Your task:
Copy the lines below word for word, starting at the first one and ending at the line that contains "setting-title: SMS storage". Include both of those lines and nothing after them.

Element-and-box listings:
━━━━━━━━━━━━━━━━━━━━
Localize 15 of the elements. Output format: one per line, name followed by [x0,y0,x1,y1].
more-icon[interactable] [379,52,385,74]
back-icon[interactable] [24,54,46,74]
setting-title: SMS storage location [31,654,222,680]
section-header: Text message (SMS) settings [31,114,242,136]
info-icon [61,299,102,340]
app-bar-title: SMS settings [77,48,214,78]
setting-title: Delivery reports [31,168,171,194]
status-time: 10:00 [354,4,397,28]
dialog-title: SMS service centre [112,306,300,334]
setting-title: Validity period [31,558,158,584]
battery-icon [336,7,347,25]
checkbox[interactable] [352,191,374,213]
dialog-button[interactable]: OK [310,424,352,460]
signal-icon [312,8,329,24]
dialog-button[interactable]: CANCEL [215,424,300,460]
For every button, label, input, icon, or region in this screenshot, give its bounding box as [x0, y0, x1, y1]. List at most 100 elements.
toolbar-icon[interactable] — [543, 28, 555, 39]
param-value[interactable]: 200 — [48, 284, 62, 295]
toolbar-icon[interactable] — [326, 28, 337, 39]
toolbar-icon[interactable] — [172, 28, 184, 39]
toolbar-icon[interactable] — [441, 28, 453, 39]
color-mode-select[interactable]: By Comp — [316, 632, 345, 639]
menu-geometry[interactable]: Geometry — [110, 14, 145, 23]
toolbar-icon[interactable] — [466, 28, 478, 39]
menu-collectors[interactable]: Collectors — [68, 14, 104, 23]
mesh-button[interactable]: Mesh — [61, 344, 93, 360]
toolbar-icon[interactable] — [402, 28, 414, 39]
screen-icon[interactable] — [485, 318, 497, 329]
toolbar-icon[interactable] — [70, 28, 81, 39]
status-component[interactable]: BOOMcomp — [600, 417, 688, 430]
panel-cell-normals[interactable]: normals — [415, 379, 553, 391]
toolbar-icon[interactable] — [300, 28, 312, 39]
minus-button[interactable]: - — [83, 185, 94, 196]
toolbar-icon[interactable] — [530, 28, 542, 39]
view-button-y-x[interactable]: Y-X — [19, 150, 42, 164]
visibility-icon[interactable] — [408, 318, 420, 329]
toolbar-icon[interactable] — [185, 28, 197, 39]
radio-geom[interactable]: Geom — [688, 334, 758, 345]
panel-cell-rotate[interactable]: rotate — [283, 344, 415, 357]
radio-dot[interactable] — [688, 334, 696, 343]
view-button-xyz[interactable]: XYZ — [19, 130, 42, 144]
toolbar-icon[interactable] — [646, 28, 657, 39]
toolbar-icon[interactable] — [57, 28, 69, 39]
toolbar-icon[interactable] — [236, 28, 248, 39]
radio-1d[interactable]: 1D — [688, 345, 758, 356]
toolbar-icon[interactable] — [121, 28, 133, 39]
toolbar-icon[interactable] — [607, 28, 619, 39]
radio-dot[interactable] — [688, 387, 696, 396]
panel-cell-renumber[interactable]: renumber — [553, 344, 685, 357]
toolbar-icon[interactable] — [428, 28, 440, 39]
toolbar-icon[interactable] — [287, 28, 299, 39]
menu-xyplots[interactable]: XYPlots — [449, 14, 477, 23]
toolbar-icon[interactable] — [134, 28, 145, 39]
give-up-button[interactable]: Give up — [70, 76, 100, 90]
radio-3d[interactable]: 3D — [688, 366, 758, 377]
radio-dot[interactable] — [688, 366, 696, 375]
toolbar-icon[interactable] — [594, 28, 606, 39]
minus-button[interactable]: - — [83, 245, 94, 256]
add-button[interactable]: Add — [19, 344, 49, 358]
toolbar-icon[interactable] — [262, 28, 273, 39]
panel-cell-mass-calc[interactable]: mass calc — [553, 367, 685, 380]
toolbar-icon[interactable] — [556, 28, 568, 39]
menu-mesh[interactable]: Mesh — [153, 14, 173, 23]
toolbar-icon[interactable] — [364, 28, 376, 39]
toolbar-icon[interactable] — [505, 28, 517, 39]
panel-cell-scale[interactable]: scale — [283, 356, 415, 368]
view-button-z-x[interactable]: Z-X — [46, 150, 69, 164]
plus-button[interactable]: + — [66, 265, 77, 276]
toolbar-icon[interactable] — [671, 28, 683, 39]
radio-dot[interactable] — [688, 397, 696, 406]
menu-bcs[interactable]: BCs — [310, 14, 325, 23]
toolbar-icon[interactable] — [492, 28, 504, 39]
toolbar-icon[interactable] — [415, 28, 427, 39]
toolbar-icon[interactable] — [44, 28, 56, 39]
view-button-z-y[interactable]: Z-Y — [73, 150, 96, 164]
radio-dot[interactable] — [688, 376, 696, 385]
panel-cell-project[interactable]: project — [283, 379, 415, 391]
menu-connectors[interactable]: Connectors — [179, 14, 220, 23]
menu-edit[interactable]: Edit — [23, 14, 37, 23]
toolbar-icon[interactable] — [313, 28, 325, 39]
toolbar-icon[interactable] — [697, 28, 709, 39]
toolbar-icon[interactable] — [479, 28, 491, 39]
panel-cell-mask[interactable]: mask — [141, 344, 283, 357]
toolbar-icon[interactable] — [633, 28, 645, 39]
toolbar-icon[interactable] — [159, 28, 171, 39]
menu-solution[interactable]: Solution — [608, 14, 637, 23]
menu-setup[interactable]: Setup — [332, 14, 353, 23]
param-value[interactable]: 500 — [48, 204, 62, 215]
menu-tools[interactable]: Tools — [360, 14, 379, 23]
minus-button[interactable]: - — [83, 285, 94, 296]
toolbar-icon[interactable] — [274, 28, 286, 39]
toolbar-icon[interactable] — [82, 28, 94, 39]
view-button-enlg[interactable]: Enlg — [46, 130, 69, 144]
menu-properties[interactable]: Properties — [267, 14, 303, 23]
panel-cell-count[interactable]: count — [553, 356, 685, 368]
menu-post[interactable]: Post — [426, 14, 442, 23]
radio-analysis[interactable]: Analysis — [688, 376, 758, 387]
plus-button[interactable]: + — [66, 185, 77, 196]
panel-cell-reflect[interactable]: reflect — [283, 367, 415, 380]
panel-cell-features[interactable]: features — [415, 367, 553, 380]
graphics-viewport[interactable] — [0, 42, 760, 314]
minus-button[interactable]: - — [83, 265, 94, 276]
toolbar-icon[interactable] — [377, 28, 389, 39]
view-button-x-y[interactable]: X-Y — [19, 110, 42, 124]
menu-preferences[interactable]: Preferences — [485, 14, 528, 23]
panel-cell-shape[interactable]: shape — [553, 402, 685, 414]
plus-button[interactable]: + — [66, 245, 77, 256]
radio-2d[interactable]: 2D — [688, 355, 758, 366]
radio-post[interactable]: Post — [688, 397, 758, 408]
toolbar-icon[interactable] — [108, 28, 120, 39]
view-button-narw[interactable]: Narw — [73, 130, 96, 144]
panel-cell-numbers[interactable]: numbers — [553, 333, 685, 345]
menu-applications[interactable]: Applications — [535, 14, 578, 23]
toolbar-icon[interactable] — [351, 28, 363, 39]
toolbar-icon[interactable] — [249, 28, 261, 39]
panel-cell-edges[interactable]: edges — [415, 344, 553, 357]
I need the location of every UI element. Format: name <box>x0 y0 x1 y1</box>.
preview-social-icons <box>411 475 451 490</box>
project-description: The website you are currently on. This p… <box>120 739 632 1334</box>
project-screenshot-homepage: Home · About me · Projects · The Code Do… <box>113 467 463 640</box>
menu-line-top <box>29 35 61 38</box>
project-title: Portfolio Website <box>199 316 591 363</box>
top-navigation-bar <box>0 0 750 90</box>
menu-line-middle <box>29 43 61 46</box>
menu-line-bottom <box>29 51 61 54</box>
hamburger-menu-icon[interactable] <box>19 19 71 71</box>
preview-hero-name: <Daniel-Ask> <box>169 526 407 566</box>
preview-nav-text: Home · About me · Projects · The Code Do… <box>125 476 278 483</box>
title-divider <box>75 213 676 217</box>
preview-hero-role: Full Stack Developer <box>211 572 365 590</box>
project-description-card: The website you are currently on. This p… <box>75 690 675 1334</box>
━━━━━━━━━━━━━━━━━━━━
Solution to this problem:
Localize 15 of the elements. Output format: one per line, name followed by [x0,y0,x1,y1].
more-icon[interactable] [379,52,385,74]
back-icon[interactable] [24,54,46,74]
setting-title: SMS storage location [31,654,222,680]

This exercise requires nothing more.